(WHAT TO WORK ON):
In the records below, pick out all lines containing the word "סבבי".

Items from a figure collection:
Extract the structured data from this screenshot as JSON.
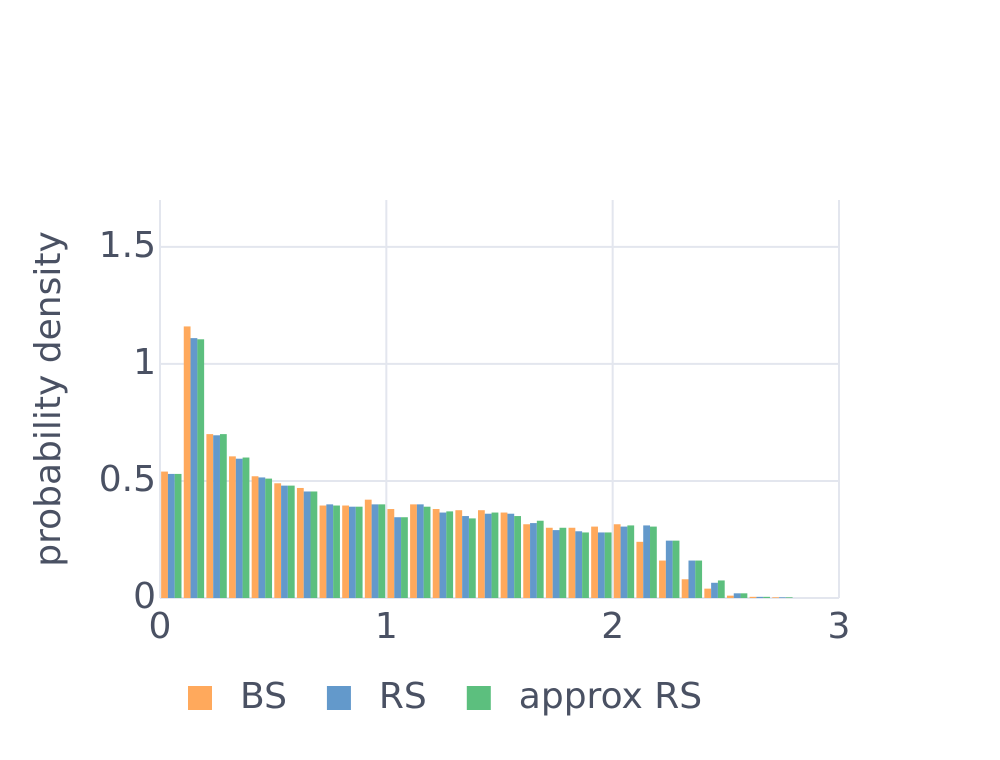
{
  "chart_data": {
    "type": "histogram",
    "bins": [
      0,
      0.1,
      0.2,
      0.3,
      0.4,
      0.5,
      0.6,
      0.7,
      0.8,
      0.9,
      1,
      1.1,
      1.2,
      1.3,
      1.4,
      1.5,
      1.6,
      1.7,
      1.8,
      1.9,
      2,
      2.1,
      2.2,
      2.3,
      2.4,
      2.5,
      2.6,
      2.7,
      2.8,
      2.9,
      3
    ],
    "series": [
      {
        "name": "BS",
        "color": "#ffa95c",
        "values": [
          0.54,
          1.16,
          0.7,
          0.605,
          0.52,
          0.49,
          0.47,
          0.395,
          0.395,
          0.42,
          0.38,
          0.4,
          0.38,
          0.375,
          0.375,
          0.365,
          0.315,
          0.3,
          0.3,
          0.305,
          0.315,
          0.24,
          0.16,
          0.08,
          0.04,
          0.01,
          0.005,
          0.003,
          0,
          0
        ]
      },
      {
        "name": "RS",
        "color": "#6399cb",
        "values": [
          0.53,
          1.11,
          0.695,
          0.595,
          0.515,
          0.48,
          0.455,
          0.4,
          0.39,
          0.4,
          0.345,
          0.4,
          0.365,
          0.35,
          0.36,
          0.36,
          0.32,
          0.29,
          0.285,
          0.28,
          0.305,
          0.31,
          0.245,
          0.16,
          0.065,
          0.02,
          0.005,
          0.003,
          0,
          0
        ]
      },
      {
        "name": "approx RS",
        "color": "#5cbf7e",
        "values": [
          0.53,
          1.105,
          0.7,
          0.6,
          0.51,
          0.48,
          0.455,
          0.395,
          0.39,
          0.4,
          0.345,
          0.39,
          0.37,
          0.34,
          0.365,
          0.35,
          0.33,
          0.3,
          0.28,
          0.28,
          0.31,
          0.305,
          0.245,
          0.16,
          0.075,
          0.02,
          0.005,
          0.003,
          0,
          0
        ]
      }
    ],
    "y_label": "probability density",
    "xlim": [
      0,
      3
    ],
    "xticks": [
      0,
      1,
      2,
      3
    ],
    "ylim": [
      0,
      1.7
    ],
    "yticks": [
      0,
      0.5,
      1,
      1.5
    ],
    "grid": true,
    "legend": "bottom"
  }
}
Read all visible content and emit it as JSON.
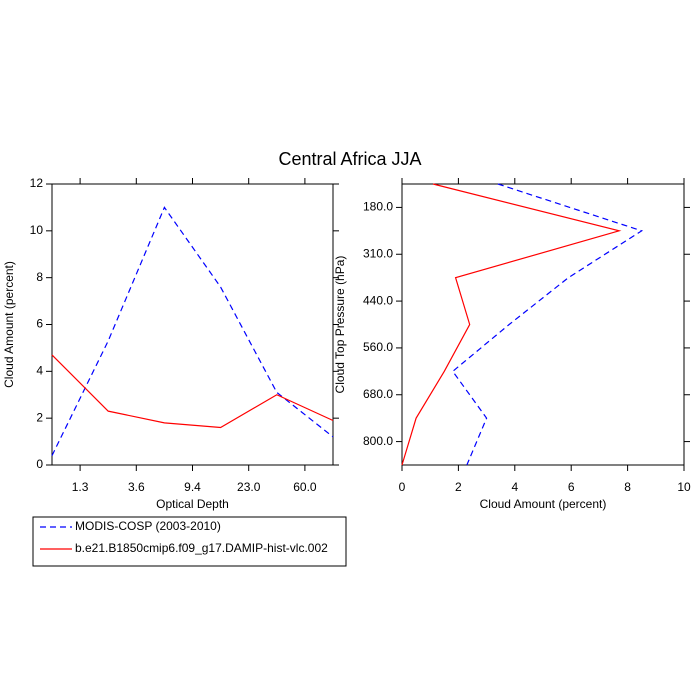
{
  "title": "Central Africa JJA",
  "chart_data": [
    {
      "type": "line",
      "orientation": "vertical",
      "x_label": "Optical Depth",
      "y_label": "Cloud Amount (percent)",
      "x": [
        0,
        1,
        2,
        3,
        4,
        5
      ],
      "xlim": [
        0,
        5
      ],
      "xticks": [
        {
          "value": 0.5,
          "label": "1.3"
        },
        {
          "value": 1.5,
          "label": "3.6"
        },
        {
          "value": 2.5,
          "label": "9.4"
        },
        {
          "value": 3.5,
          "label": "23.0"
        },
        {
          "value": 4.5,
          "label": "60.0"
        }
      ],
      "ylim": [
        0,
        12
      ],
      "yticks": [
        0,
        2,
        4,
        6,
        8,
        10,
        12
      ],
      "series": [
        {
          "name": "MODIS-COSP (2003-2010)",
          "color": "#0000ff",
          "dash": true,
          "values": [
            0.4,
            5.3,
            11.0,
            7.6,
            3.1,
            1.2
          ]
        },
        {
          "name": "b.e21.B1850cmip6.f09_g17.DAMIP-hist-vlc.002",
          "color": "#ff0000",
          "dash": false,
          "values": [
            4.7,
            2.3,
            1.8,
            1.6,
            3.0,
            1.9
          ]
        }
      ]
    },
    {
      "type": "line",
      "orientation": "horizontal",
      "x_label": "Cloud Amount (percent)",
      "y_label": "Cloud Top Pressure (hPa)",
      "y": [
        0,
        1,
        2,
        3,
        4,
        5,
        6
      ],
      "ylim": [
        0,
        6
      ],
      "yticks": [
        {
          "value": 0.5,
          "label": "180.0"
        },
        {
          "value": 1.5,
          "label": "310.0"
        },
        {
          "value": 2.5,
          "label": "440.0"
        },
        {
          "value": 3.5,
          "label": "560.0"
        },
        {
          "value": 4.5,
          "label": "680.0"
        },
        {
          "value": 5.5,
          "label": "800.0"
        }
      ],
      "xlim": [
        0,
        10
      ],
      "xticks": [
        0,
        2,
        4,
        6,
        8,
        10
      ],
      "series": [
        {
          "color": "#0000ff",
          "dash": true,
          "values": [
            3.4,
            8.5,
            5.9,
            3.8,
            1.8,
            3.0,
            2.3
          ]
        },
        {
          "color": "#ff0000",
          "dash": false,
          "values": [
            1.1,
            7.7,
            1.9,
            2.4,
            1.5,
            0.5,
            0.0
          ]
        }
      ]
    }
  ]
}
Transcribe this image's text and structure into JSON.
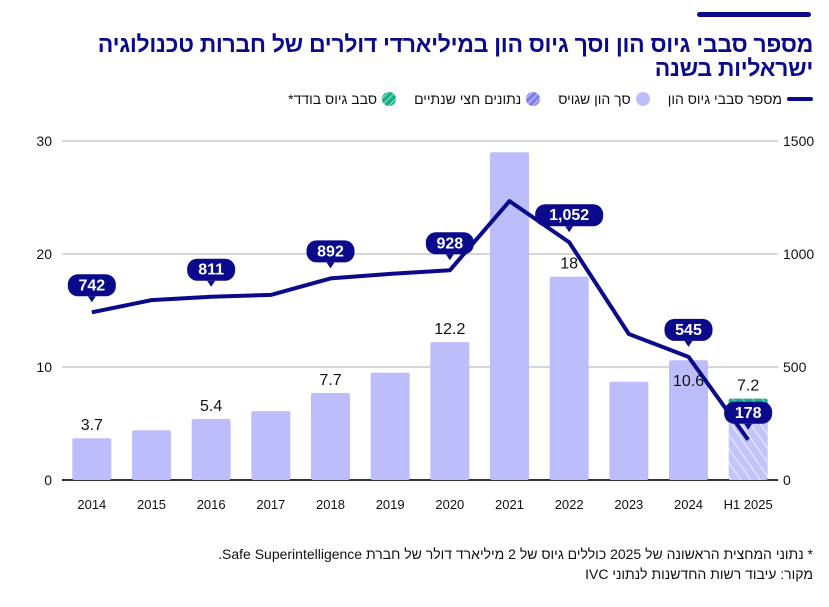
{
  "title": "מספר סבבי גיוס הון וסך גיוס הון במיליארדי דולרים של חברות טכנולוגיה ישראליות בשנה",
  "legend": [
    {
      "label": "מספר סבבי גיוס הון",
      "type": "line",
      "color": "#0a0a8a"
    },
    {
      "label": "סך הון שגויס",
      "type": "dot",
      "color": "#bdbdfb"
    },
    {
      "label": "נתונים חצי שנתיים",
      "type": "dot-hatched",
      "color": "#8080ee"
    },
    {
      "label": "סבב גיוס בודד*",
      "type": "dot-hatched",
      "color": "#1aae88"
    }
  ],
  "footnote": "* נתוני המחצית הראשונה של 2025 כוללים גיוס של 2 מיליארד דולר של חברת Safe Superintelligence.",
  "source": "מקור: עיבוד רשות החדשנות לנתוני IVC",
  "chart_data": {
    "type": "bar",
    "title": "מספר סבבי גיוס הון וסך גיוס הון במיליארדי דולרים של חברות טכנולוגיה ישראליות בשנה",
    "categories": [
      "2014",
      "2015",
      "2016",
      "2017",
      "2018",
      "2019",
      "2020",
      "2021",
      "2022",
      "2023",
      "2024",
      "H1 2025"
    ],
    "left_axis": {
      "min": 0,
      "max": 30,
      "ticks": [
        0,
        10,
        20,
        30
      ]
    },
    "right_axis": {
      "min": 0,
      "max": 1500,
      "ticks": [
        0,
        500,
        1000,
        1500
      ]
    },
    "grid": true,
    "series": [
      {
        "name": "סך הון שגויס",
        "type": "bar",
        "axis": "left",
        "color": "#bdbdfb",
        "values": [
          3.7,
          4.4,
          5.4,
          6.1,
          7.7,
          9.5,
          12.2,
          29.0,
          18,
          8.7,
          10.6,
          5.2
        ],
        "labels": [
          "3.7",
          "",
          "5.4",
          "",
          "7.7",
          "",
          "12.2",
          "",
          "18",
          "",
          "10.6",
          ""
        ]
      },
      {
        "name": "סבב גיוס בודד*",
        "type": "bar-stacked",
        "axis": "left",
        "color": "#1aae88",
        "values": [
          0,
          0,
          0,
          0,
          0,
          0,
          0,
          0,
          0,
          0,
          0,
          2.0
        ],
        "labels": [
          "",
          "",
          "",
          "",
          "",
          "",
          "",
          "",
          "",
          "",
          "",
          "7.2"
        ]
      },
      {
        "name": "מספר סבבי גיוס הון",
        "type": "line",
        "axis": "right",
        "color": "#0a0a8a",
        "values": [
          742,
          796,
          811,
          819,
          892,
          912,
          928,
          1234,
          1052,
          646,
          545,
          178
        ],
        "labels": [
          "742",
          "",
          "811",
          "",
          "892",
          "",
          "928",
          "",
          "1,052",
          "",
          "545",
          "178"
        ]
      }
    ],
    "hatched_category": "H1 2025"
  }
}
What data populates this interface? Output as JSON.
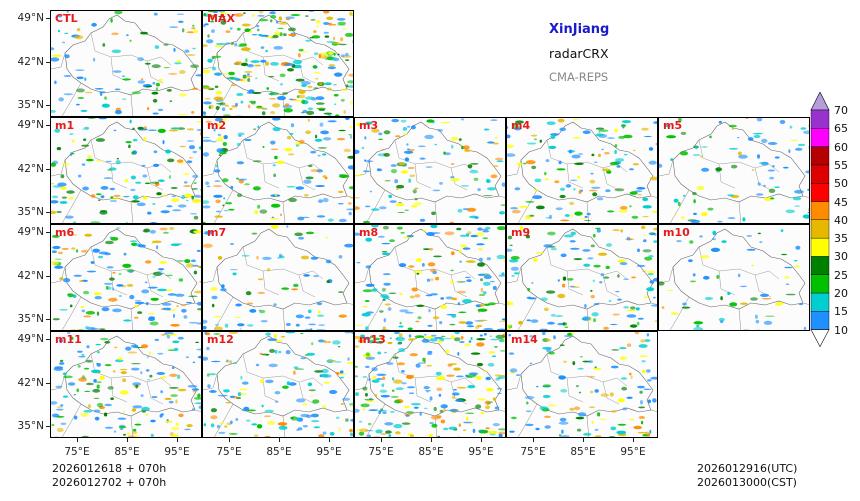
{
  "title": {
    "region": "XinJiang",
    "variable": "radarCRX",
    "model": "CMA-REPS"
  },
  "panels": [
    {
      "label": "CTL",
      "row": 0,
      "col": 0,
      "intensity": 0.25
    },
    {
      "label": "MAX",
      "row": 0,
      "col": 1,
      "intensity": 1.0
    },
    {
      "label": "m1",
      "row": 1,
      "col": 0,
      "intensity": 0.45
    },
    {
      "label": "m2",
      "row": 1,
      "col": 1,
      "intensity": 0.4
    },
    {
      "label": "m3",
      "row": 1,
      "col": 2,
      "intensity": 0.35
    },
    {
      "label": "m4",
      "row": 1,
      "col": 3,
      "intensity": 0.4
    },
    {
      "label": "m5",
      "row": 1,
      "col": 4,
      "intensity": 0.2
    },
    {
      "label": "m6",
      "row": 2,
      "col": 0,
      "intensity": 0.5
    },
    {
      "label": "m7",
      "row": 2,
      "col": 1,
      "intensity": 0.15
    },
    {
      "label": "m8",
      "row": 2,
      "col": 2,
      "intensity": 0.5
    },
    {
      "label": "m9",
      "row": 2,
      "col": 3,
      "intensity": 0.4
    },
    {
      "label": "m10",
      "row": 2,
      "col": 4,
      "intensity": 0.1
    },
    {
      "label": "m11",
      "row": 3,
      "col": 0,
      "intensity": 0.55
    },
    {
      "label": "m12",
      "row": 3,
      "col": 1,
      "intensity": 0.45
    },
    {
      "label": "m13",
      "row": 3,
      "col": 2,
      "intensity": 0.85
    },
    {
      "label": "m14",
      "row": 3,
      "col": 3,
      "intensity": 0.35
    }
  ],
  "axes": {
    "lat_labels": [
      "49°N",
      "42°N",
      "35°N"
    ],
    "lon_labels": [
      "75°E",
      "85°E",
      "95°E"
    ]
  },
  "time": {
    "init_utc": "2026012618  +  070h",
    "init_cst": "2026012702  +  070h",
    "valid_utc": "2026012916(UTC)",
    "valid_cst": "2026013000(CST)"
  },
  "colorbar": {
    "levels": [
      "10",
      "15",
      "20",
      "25",
      "30",
      "35",
      "40",
      "45",
      "50",
      "55",
      "60",
      "65",
      "70"
    ],
    "colors": [
      "#1e90ff",
      "#00ced1",
      "#00c000",
      "#008000",
      "#ffff00",
      "#e6b800",
      "#ff8c00",
      "#ff0000",
      "#dc0000",
      "#b40000",
      "#ff00ff",
      "#9932cc",
      "#b39ddb"
    ]
  }
}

(COMPLETE OUTPUT):
  "title": "מספר סבבי גיוס הון וסך גיוס הון במיליארדי דולרים של חברות טכנולוגיה ישראליות בשנה",
      "label": "מספר סבבי גיוס הון",
    "title": "מספר סבבי גיוס הון וסך גיוס הון במיליארדי דולרים של חברות טכנולוגיה ישראליות בשנה",
        "name": "מספר סבבי גיוס הון",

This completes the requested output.